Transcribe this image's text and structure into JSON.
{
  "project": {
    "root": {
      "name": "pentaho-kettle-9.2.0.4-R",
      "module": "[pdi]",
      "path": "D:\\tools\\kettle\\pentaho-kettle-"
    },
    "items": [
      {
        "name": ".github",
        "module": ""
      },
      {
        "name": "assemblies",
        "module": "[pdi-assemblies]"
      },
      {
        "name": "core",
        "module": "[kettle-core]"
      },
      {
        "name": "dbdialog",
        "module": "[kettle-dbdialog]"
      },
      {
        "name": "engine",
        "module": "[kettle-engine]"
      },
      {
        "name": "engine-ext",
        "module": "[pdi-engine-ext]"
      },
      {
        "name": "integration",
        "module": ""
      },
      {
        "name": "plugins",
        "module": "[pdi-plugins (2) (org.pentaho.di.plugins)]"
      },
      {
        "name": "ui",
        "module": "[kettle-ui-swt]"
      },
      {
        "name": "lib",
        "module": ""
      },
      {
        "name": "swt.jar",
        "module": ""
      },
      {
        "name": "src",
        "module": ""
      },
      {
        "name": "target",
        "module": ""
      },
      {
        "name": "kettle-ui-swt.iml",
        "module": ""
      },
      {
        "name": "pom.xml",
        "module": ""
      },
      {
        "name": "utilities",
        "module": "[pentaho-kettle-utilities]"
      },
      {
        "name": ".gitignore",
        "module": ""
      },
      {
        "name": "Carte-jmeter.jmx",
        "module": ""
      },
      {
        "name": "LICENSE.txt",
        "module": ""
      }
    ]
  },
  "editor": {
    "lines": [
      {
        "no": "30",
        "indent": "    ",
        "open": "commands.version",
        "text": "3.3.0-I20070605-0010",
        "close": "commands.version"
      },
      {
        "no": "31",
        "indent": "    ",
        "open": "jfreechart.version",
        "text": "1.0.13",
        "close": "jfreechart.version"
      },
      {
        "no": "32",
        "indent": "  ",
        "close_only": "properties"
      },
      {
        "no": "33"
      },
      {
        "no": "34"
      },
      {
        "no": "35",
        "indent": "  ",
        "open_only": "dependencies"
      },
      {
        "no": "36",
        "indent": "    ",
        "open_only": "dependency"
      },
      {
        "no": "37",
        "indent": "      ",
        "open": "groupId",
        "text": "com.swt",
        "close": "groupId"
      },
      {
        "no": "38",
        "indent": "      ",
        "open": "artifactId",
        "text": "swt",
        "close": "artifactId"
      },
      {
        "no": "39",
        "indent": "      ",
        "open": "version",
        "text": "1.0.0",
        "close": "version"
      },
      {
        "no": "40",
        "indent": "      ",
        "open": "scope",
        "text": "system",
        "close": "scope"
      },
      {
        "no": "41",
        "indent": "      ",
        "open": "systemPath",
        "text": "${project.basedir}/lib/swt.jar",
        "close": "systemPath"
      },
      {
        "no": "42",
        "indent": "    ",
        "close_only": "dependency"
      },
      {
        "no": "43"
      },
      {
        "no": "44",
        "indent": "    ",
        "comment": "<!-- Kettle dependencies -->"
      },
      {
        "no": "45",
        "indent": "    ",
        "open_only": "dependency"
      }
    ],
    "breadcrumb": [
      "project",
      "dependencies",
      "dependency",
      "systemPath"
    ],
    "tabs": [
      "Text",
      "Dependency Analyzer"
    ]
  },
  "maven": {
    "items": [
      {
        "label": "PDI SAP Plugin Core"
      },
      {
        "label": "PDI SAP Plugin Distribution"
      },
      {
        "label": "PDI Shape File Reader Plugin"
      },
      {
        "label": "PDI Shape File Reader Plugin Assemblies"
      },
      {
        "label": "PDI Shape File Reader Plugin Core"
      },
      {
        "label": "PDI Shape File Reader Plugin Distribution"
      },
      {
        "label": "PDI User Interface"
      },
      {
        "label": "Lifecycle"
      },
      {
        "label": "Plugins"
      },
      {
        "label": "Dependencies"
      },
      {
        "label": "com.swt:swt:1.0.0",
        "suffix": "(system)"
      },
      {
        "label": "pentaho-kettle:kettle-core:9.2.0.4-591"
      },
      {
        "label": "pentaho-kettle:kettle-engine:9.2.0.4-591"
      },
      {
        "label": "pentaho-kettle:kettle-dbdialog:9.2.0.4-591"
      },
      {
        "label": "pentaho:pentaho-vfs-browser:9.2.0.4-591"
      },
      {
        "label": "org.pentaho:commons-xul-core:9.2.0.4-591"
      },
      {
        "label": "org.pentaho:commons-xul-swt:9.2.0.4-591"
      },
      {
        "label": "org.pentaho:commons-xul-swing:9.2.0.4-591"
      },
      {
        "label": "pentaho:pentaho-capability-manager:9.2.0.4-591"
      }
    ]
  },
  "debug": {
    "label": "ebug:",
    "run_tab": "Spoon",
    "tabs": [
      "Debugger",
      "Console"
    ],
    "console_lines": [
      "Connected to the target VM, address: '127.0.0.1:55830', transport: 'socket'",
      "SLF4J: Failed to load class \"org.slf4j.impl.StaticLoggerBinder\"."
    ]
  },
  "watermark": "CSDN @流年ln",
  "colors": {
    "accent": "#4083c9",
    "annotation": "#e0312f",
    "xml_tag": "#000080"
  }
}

• • •

TASK DETAILS: Take the entries above and copy them out exactly.

RESULT OF THE EXERCISE:
Transcribe this image's text and structure into JSON.
{
  "project": {
    "root": {
      "name": "pentaho-kettle-9.2.0.4-R",
      "module": "[pdi]",
      "path": "D:\\tools\\kettle\\pentaho-kettle-"
    },
    "items": [
      {
        "name": ".github",
        "module": ""
      },
      {
        "name": "assemblies",
        "module": "[pdi-assemblies]"
      },
      {
        "name": "core",
        "module": "[kettle-core]"
      },
      {
        "name": "dbdialog",
        "module": "[kettle-dbdialog]"
      },
      {
        "name": "engine",
        "module": "[kettle-engine]"
      },
      {
        "name": "engine-ext",
        "module": "[pdi-engine-ext]"
      },
      {
        "name": "integration",
        "module": ""
      },
      {
        "name": "plugins",
        "module": "[pdi-plugins (2) (org.pentaho.di.plugins)]"
      },
      {
        "name": "ui",
        "module": "[kettle-ui-swt]"
      },
      {
        "name": "lib",
        "module": ""
      },
      {
        "name": "swt.jar",
        "module": ""
      },
      {
        "name": "src",
        "module": ""
      },
      {
        "name": "target",
        "module": ""
      },
      {
        "name": "kettle-ui-swt.iml",
        "module": ""
      },
      {
        "name": "pom.xml",
        "module": ""
      },
      {
        "name": "utilities",
        "module": "[pentaho-kettle-utilities]"
      },
      {
        "name": ".gitignore",
        "module": ""
      },
      {
        "name": "Carte-jmeter.jmx",
        "module": ""
      },
      {
        "name": "LICENSE.txt",
        "module": ""
      }
    ]
  },
  "editor": {
    "lines": [
      {
        "no": "30",
        "indent": "    ",
        "open": "commands.version",
        "text": "3.3.0-I20070605-0010",
        "close": "commands.version"
      },
      {
        "no": "31",
        "indent": "    ",
        "open": "jfreechart.version",
        "text": "1.0.13",
        "close": "jfreechart.version"
      },
      {
        "no": "32",
        "indent": "  ",
        "close_only": "properties"
      },
      {
        "no": "33"
      },
      {
        "no": "34"
      },
      {
        "no": "35",
        "indent": "  ",
        "open_only": "dependencies"
      },
      {
        "no": "36",
        "indent": "    ",
        "open_only": "dependency"
      },
      {
        "no": "37",
        "indent": "      ",
        "open": "groupId",
        "text": "com.swt",
        "close": "groupId"
      },
      {
        "no": "38",
        "indent": "      ",
        "open": "artifactId",
        "text": "swt",
        "close": "artifactId"
      },
      {
        "no": "39",
        "indent": "      ",
        "open": "version",
        "text": "1.0.0",
        "close": "version"
      },
      {
        "no": "40",
        "indent": "      ",
        "open": "scope",
        "text": "system",
        "close": "scope"
      },
      {
        "no": "41",
        "indent": "      ",
        "open": "systemPath",
        "text": "${project.basedir}/lib/swt.jar",
        "close": "systemPath"
      },
      {
        "no": "42",
        "indent": "    ",
        "close_only": "dependency"
      },
      {
        "no": "43"
      },
      {
        "no": "44",
        "indent": "    ",
        "comment": "<!-- Kettle dependencies -->"
      },
      {
        "no": "45",
        "indent": "    ",
        "open_only": "dependency"
      }
    ],
    "breadcrumb": [
      "project",
      "dependencies",
      "dependency",
      "systemPath"
    ],
    "tabs": [
      "Text",
      "Dependency Analyzer"
    ]
  },
  "maven": {
    "items": [
      {
        "label": "PDI SAP Plugin Core"
      },
      {
        "label": "PDI SAP Plugin Distribution"
      },
      {
        "label": "PDI Shape File Reader Plugin"
      },
      {
        "label": "PDI Shape File Reader Plugin Assemblies"
      },
      {
        "label": "PDI Shape File Reader Plugin Core"
      },
      {
        "label": "PDI Shape File Reader Plugin Distribution"
      },
      {
        "label": "PDI User Interface"
      },
      {
        "label": "Lifecycle"
      },
      {
        "label": "Plugins"
      },
      {
        "label": "Dependencies"
      },
      {
        "label": "com.swt:swt:1.0.0",
        "suffix": "(system)"
      },
      {
        "label": "pentaho-kettle:kettle-core:9.2.0.4-591"
      },
      {
        "label": "pentaho-kettle:kettle-engine:9.2.0.4-591"
      },
      {
        "label": "pentaho-kettle:kettle-dbdialog:9.2.0.4-591"
      },
      {
        "label": "pentaho:pentaho-vfs-browser:9.2.0.4-591"
      },
      {
        "label": "org.pentaho:commons-xul-core:9.2.0.4-591"
      },
      {
        "label": "org.pentaho:commons-xul-swt:9.2.0.4-591"
      },
      {
        "label": "org.pentaho:commons-xul-swing:9.2.0.4-591"
      },
      {
        "label": "pentaho:pentaho-capability-manager:9.2.0.4-591"
      }
    ]
  },
  "debug": {
    "label": "ebug:",
    "run_tab": "Spoon",
    "tabs": [
      "Debugger",
      "Console"
    ],
    "console_lines": [
      "Connected to the target VM, address: '127.0.0.1:55830', transport: 'socket'",
      "SLF4J: Failed to load class \"org.slf4j.impl.StaticLoggerBinder\"."
    ]
  },
  "watermark": "CSDN @流年ln",
  "colors": {
    "accent": "#4083c9",
    "annotation": "#e0312f",
    "xml_tag": "#000080"
  }
}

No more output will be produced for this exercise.